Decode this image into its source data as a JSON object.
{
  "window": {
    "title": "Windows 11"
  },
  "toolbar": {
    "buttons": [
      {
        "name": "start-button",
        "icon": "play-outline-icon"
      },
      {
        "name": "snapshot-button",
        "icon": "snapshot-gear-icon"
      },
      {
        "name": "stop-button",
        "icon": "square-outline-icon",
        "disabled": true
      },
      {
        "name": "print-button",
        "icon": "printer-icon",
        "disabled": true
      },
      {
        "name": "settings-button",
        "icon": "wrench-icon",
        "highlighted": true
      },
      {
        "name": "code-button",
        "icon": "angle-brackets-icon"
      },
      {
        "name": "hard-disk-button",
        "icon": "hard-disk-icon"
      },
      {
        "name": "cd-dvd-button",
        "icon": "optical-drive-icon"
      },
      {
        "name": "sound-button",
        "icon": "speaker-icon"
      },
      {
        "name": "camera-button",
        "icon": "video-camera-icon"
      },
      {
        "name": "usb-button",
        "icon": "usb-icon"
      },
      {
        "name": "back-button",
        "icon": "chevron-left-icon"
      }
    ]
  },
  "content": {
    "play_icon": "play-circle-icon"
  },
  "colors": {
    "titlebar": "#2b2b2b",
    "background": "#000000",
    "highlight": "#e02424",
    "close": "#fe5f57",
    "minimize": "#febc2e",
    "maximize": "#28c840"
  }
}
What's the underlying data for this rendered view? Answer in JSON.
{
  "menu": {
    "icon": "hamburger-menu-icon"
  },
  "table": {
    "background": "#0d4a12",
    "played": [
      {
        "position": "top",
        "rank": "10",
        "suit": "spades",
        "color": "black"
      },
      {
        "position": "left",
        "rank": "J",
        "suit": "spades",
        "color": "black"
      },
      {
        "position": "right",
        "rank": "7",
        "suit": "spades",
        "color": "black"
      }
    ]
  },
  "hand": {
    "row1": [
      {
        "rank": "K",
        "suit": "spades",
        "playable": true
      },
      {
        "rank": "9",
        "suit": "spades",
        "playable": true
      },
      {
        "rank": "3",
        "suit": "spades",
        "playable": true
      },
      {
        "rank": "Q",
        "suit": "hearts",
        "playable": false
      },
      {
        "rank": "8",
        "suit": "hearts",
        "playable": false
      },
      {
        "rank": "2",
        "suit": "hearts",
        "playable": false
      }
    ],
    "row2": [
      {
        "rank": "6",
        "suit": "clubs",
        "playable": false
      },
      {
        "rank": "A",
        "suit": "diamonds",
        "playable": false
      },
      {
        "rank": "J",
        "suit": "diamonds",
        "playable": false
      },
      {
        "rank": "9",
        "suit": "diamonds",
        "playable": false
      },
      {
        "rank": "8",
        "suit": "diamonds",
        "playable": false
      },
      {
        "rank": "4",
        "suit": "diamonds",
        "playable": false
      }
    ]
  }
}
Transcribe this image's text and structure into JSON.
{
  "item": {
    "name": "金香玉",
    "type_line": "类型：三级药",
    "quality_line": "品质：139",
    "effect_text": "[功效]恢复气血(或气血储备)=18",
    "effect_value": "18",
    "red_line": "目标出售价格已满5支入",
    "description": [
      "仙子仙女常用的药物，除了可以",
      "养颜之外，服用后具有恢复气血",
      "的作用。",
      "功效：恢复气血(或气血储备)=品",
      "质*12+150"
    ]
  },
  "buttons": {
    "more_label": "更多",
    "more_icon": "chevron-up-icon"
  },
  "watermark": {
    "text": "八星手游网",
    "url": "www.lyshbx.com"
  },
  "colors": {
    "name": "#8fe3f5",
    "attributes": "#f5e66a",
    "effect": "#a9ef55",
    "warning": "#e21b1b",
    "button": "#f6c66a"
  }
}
-------
• TASK STATEMENT: Take the line holding "Transcribe this image's" and all lines after it through the end of the data, and set them down exactly.

• EXERCISE OUTPUT:
Transcribe this image's text and structure into JSON.
{
  "item": {
    "name": "金香玉",
    "type_line": "类型：三级药",
    "quality_line": "品质：139",
    "effect_text": "[功效]恢复气血(或气血储备)=18",
    "effect_value": "18",
    "red_line": "目标出售价格已满5支入",
    "description": [
      "仙子仙女常用的药物，除了可以",
      "养颜之外，服用后具有恢复气血",
      "的作用。",
      "功效：恢复气血(或气血储备)=品",
      "质*12+150"
    ]
  },
  "buttons": {
    "more_label": "更多",
    "more_icon": "chevron-up-icon"
  },
  "watermark": {
    "text": "八星手游网",
    "url": "www.lyshbx.com"
  },
  "colors": {
    "name": "#8fe3f5",
    "attributes": "#f5e66a",
    "effect": "#a9ef55",
    "warning": "#e21b1b",
    "button": "#f6c66a"
  }
}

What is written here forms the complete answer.